TASK GOAL
Lines holding the string "小颗粒FOB" are the ones to copy; find them all in the data.

LISTING
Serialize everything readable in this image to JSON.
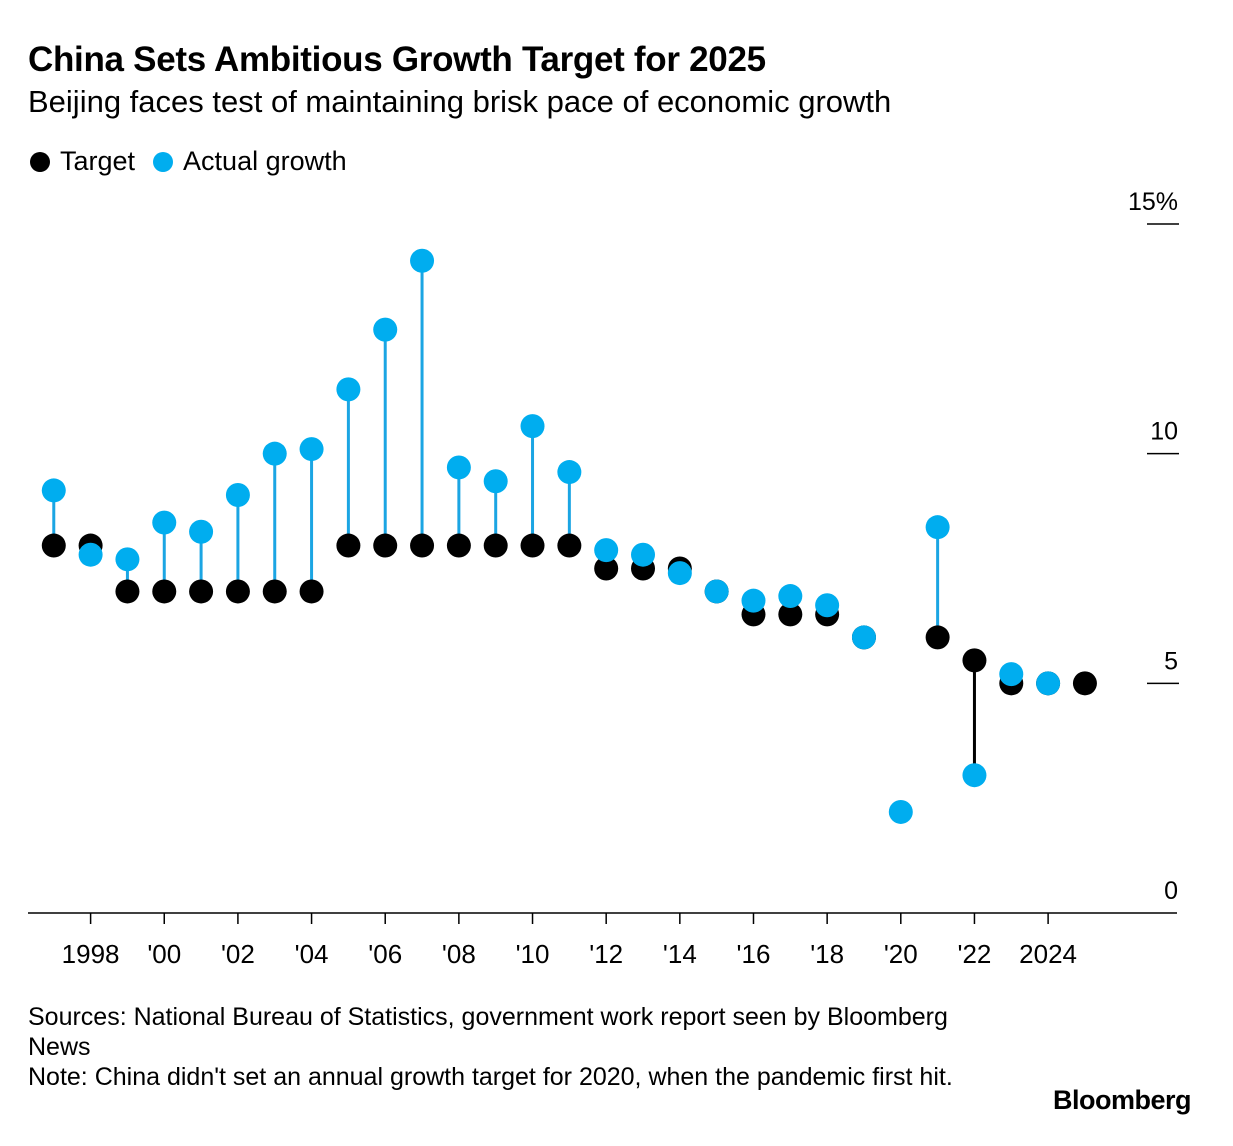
{
  "title": "China Sets Ambitious Growth Target for 2025",
  "subtitle": "Beijing faces test of maintaining brisk pace of economic growth",
  "legend": {
    "target": "Target",
    "actual": "Actual growth"
  },
  "colors": {
    "target": "#000000",
    "actual": "#00adef",
    "actual_stem": "#1ba5e3",
    "axis": "#000000"
  },
  "sources": "Sources: National Bureau of Statistics, government work report seen by Bloomberg News",
  "note": "Note: China didn't set an annual growth target for 2020, when the pandemic first hit.",
  "brand": "Bloomberg",
  "chart_data": {
    "type": "scatter",
    "title": "China Sets Ambitious Growth Target for 2025",
    "subtitle": "Beijing faces test of maintaining brisk pace of economic growth",
    "x": [
      1997,
      1998,
      1999,
      2000,
      2001,
      2002,
      2003,
      2004,
      2005,
      2006,
      2007,
      2008,
      2009,
      2010,
      2011,
      2012,
      2013,
      2014,
      2015,
      2016,
      2017,
      2018,
      2019,
      2020,
      2021,
      2022,
      2023,
      2024,
      2025
    ],
    "series": [
      {
        "name": "Target",
        "values": [
          8,
          8,
          7,
          7,
          7,
          7,
          7,
          7,
          8,
          8,
          8,
          8,
          8,
          8,
          8,
          7.5,
          7.5,
          7.5,
          7,
          6.5,
          6.5,
          6.5,
          6,
          null,
          6,
          5.5,
          5,
          5,
          5
        ]
      },
      {
        "name": "Actual growth",
        "values": [
          9.2,
          7.8,
          7.7,
          8.5,
          8.3,
          9.1,
          10,
          10.1,
          11.4,
          12.7,
          14.2,
          9.7,
          9.4,
          10.6,
          9.6,
          7.9,
          7.8,
          7.4,
          7,
          6.8,
          6.9,
          6.7,
          6,
          2.2,
          8.4,
          3,
          5.2,
          5,
          null
        ]
      }
    ],
    "xticks": [
      {
        "value": 1998,
        "label": "1998"
      },
      {
        "value": 2000,
        "label": "'00"
      },
      {
        "value": 2002,
        "label": "'02"
      },
      {
        "value": 2004,
        "label": "'04"
      },
      {
        "value": 2006,
        "label": "'06"
      },
      {
        "value": 2008,
        "label": "'08"
      },
      {
        "value": 2010,
        "label": "'10"
      },
      {
        "value": 2012,
        "label": "'12"
      },
      {
        "value": 2014,
        "label": "'14"
      },
      {
        "value": 2016,
        "label": "'16"
      },
      {
        "value": 2018,
        "label": "'18"
      },
      {
        "value": 2020,
        "label": "'20"
      },
      {
        "value": 2022,
        "label": "'22"
      },
      {
        "value": 2024,
        "label": "2024"
      }
    ],
    "yticks": [
      {
        "value": 0,
        "label": "0"
      },
      {
        "value": 5,
        "label": "5"
      },
      {
        "value": 10,
        "label": "10"
      },
      {
        "value": 15,
        "label": "15%"
      }
    ],
    "ylim": [
      0,
      15
    ],
    "xlim": [
      1996.3,
      2027.5
    ],
    "ylabel": "",
    "xlabel": "",
    "grid": false,
    "legend_position": "top-left"
  }
}
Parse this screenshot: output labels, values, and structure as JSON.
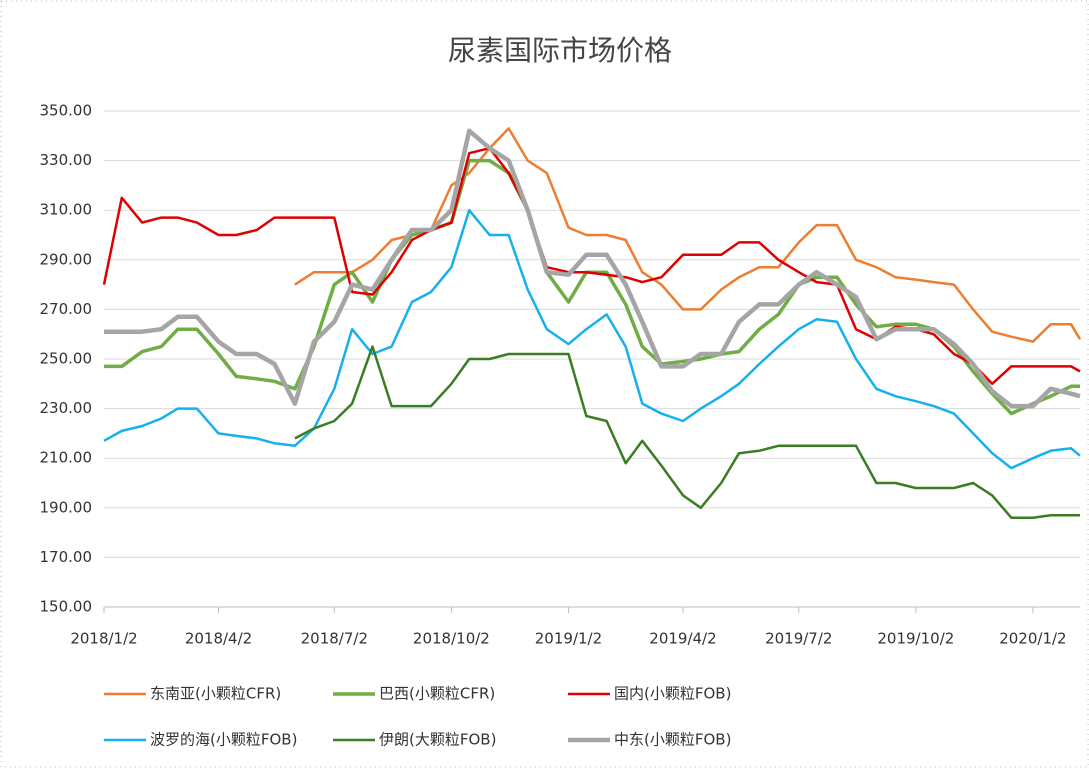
{
  "chart_data": {
    "type": "line",
    "title": "尿素国际市场价格",
    "x": [
      "2018/1/2",
      "2018/1/16",
      "2018/2/1",
      "2018/2/16",
      "2018/3/1",
      "2018/3/16",
      "2018/4/2",
      "2018/4/16",
      "2018/5/2",
      "2018/5/16",
      "2018/6/1",
      "2018/6/16",
      "2018/7/2",
      "2018/7/16",
      "2018/8/1",
      "2018/8/16",
      "2018/9/1",
      "2018/9/16",
      "2018/10/2",
      "2018/10/16",
      "2018/11/1",
      "2018/11/16",
      "2018/12/1",
      "2018/12/16",
      "2019/1/2",
      "2019/1/16",
      "2019/2/1",
      "2019/2/16",
      "2019/3/1",
      "2019/3/16",
      "2019/4/2",
      "2019/4/16",
      "2019/5/2",
      "2019/5/16",
      "2019/6/1",
      "2019/6/16",
      "2019/7/2",
      "2019/7/16",
      "2019/8/1",
      "2019/8/16",
      "2019/9/1",
      "2019/9/16",
      "2019/10/2",
      "2019/10/16",
      "2019/11/1",
      "2019/11/16",
      "2019/12/1",
      "2019/12/16",
      "2020/1/2",
      "2020/1/16",
      "2020/2/1",
      "2020/2/8"
    ],
    "xlim": [
      "2018/1/2",
      "2020/2/8"
    ],
    "xticks": [
      "2018/1/2",
      "2018/4/2",
      "2018/7/2",
      "2018/10/2",
      "2019/1/2",
      "2019/4/2",
      "2019/7/2",
      "2019/10/2",
      "2020/1/2"
    ],
    "ylim": [
      150,
      350
    ],
    "yticks": [
      {
        "value": 150,
        "label": "150.00"
      },
      {
        "value": 170,
        "label": "170.00"
      },
      {
        "value": 190,
        "label": "190.00"
      },
      {
        "value": 210,
        "label": "210.00"
      },
      {
        "value": 230,
        "label": "230.00"
      },
      {
        "value": 250,
        "label": "250.00"
      },
      {
        "value": 270,
        "label": "270.00"
      },
      {
        "value": 290,
        "label": "290.00"
      },
      {
        "value": 310,
        "label": "310.00"
      },
      {
        "value": 330,
        "label": "330.00"
      },
      {
        "value": 350,
        "label": "350.00"
      }
    ],
    "series": [
      {
        "name": "东南亚(小颗粒CFR)",
        "color": "#ed7d31",
        "width": 2.5,
        "values": [
          null,
          null,
          null,
          null,
          null,
          null,
          null,
          null,
          null,
          null,
          280,
          285,
          285,
          285,
          290,
          298,
          300,
          302,
          320,
          325,
          335,
          343,
          330,
          325,
          303,
          300,
          300,
          298,
          285,
          280,
          270,
          270,
          278,
          283,
          287,
          287,
          297,
          304,
          304,
          290,
          287,
          283,
          282,
          281,
          280,
          270,
          261,
          259,
          257,
          264,
          264,
          258
        ]
      },
      {
        "name": "巴西(小颗粒CFR)",
        "color": "#70ad47",
        "width": 3.5,
        "values": [
          247,
          247,
          253,
          255,
          262,
          262,
          252,
          243,
          242,
          241,
          238,
          255,
          280,
          285,
          273,
          290,
          300,
          302,
          305,
          330,
          330,
          325,
          310,
          285,
          273,
          285,
          285,
          272,
          255,
          248,
          249,
          250,
          252,
          253,
          262,
          268,
          280,
          283,
          283,
          272,
          263,
          264,
          264,
          262,
          255,
          245,
          236,
          228,
          232,
          235,
          239,
          239
        ]
      },
      {
        "name": "国内(小颗粒FOB)",
        "color": "#e00000",
        "width": 2.5,
        "values": [
          280,
          315,
          305,
          307,
          307,
          305,
          300,
          300,
          302,
          307,
          307,
          307,
          307,
          277,
          276,
          285,
          298,
          302,
          305,
          333,
          335,
          325,
          310,
          287,
          285,
          285,
          284,
          283,
          281,
          283,
          292,
          292,
          292,
          297,
          297,
          290,
          285,
          281,
          280,
          262,
          258,
          263,
          262,
          260,
          252,
          248,
          240,
          247,
          247,
          247,
          247,
          245
        ]
      },
      {
        "name": "波罗的海(小颗粒FOB)",
        "color": "#16b0ef",
        "width": 2.5,
        "values": [
          217,
          221,
          223,
          226,
          230,
          230,
          220,
          219,
          218,
          216,
          215,
          222,
          238,
          262,
          252,
          255,
          273,
          277,
          287,
          310,
          300,
          300,
          278,
          262,
          256,
          262,
          268,
          255,
          232,
          228,
          225,
          230,
          235,
          240,
          248,
          255,
          262,
          266,
          265,
          250,
          238,
          235,
          233,
          231,
          228,
          220,
          212,
          206,
          210,
          213,
          214,
          211
        ]
      },
      {
        "name": "伊朗(大颗粒FOB)",
        "color": "#3a7d22",
        "width": 2.5,
        "values": [
          null,
          null,
          null,
          null,
          null,
          null,
          null,
          null,
          null,
          null,
          218,
          222,
          225,
          232,
          255,
          231,
          231,
          231,
          240,
          250,
          250,
          252,
          252,
          252,
          252,
          227,
          225,
          208,
          217,
          207,
          195,
          190,
          200,
          212,
          213,
          215,
          215,
          215,
          215,
          215,
          200,
          200,
          198,
          198,
          198,
          200,
          195,
          186,
          186,
          187,
          187,
          187
        ]
      },
      {
        "name": "中东(小颗粒FOB)",
        "color": "#a5a5a5",
        "width": 4.5,
        "values": [
          261,
          261,
          261,
          262,
          267,
          267,
          257,
          252,
          252,
          248,
          232,
          257,
          265,
          280,
          278,
          290,
          302,
          302,
          310,
          342,
          335,
          330,
          310,
          285,
          284,
          292,
          292,
          280,
          265,
          247,
          247,
          252,
          252,
          265,
          272,
          272,
          280,
          285,
          280,
          275,
          258,
          262,
          262,
          262,
          256,
          248,
          237,
          231,
          231,
          238,
          236,
          235
        ]
      }
    ]
  }
}
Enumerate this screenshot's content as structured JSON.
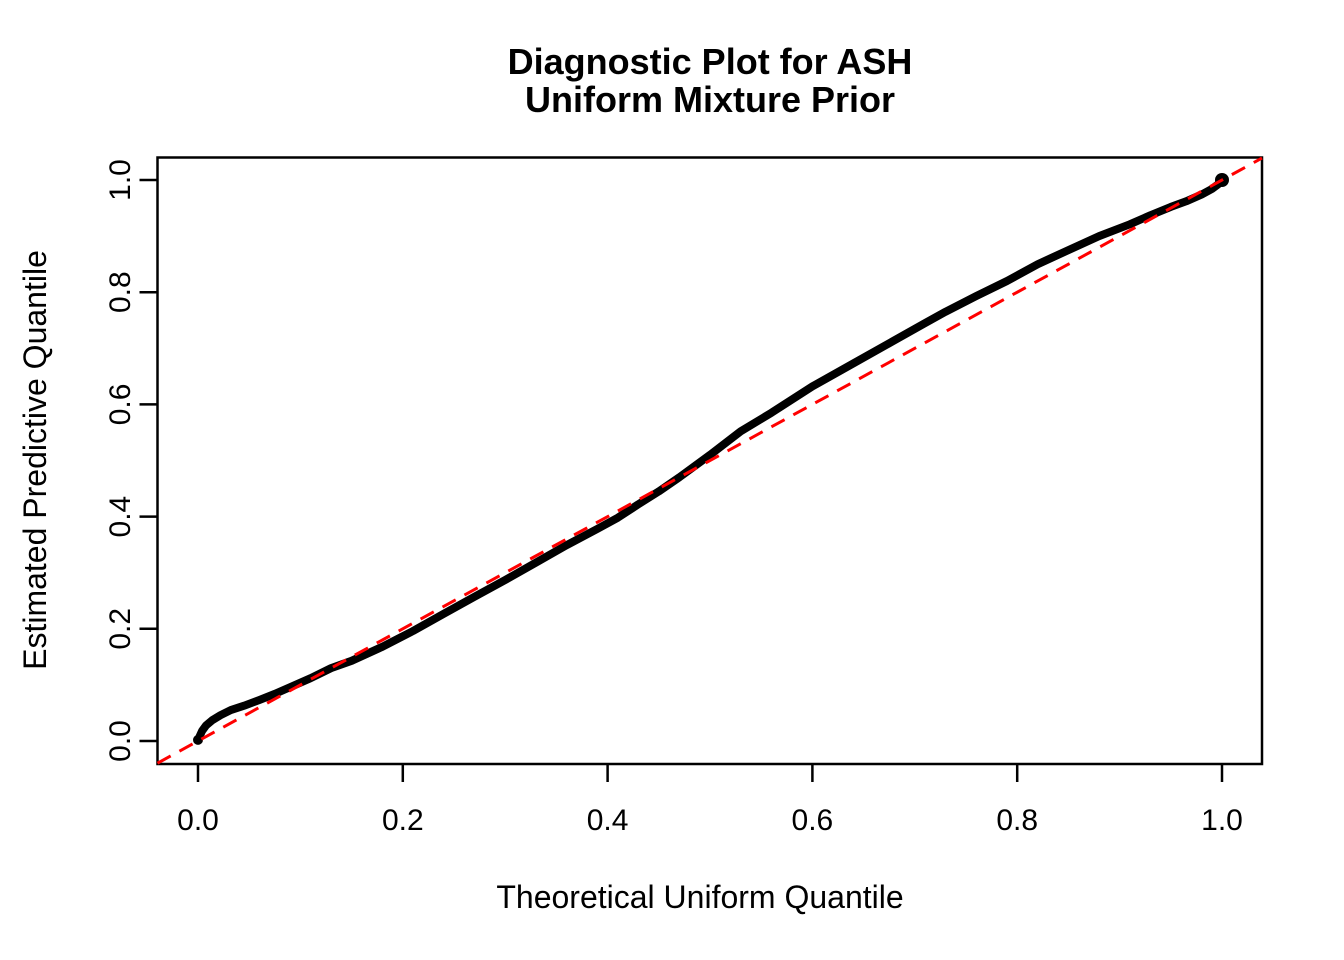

EXPECTED ANSWER
        "name": "国内(小颗粒FOB)",
        "name": "波罗的海(小颗粒FOB)",
        "name": "中东(小颗粒FOB)",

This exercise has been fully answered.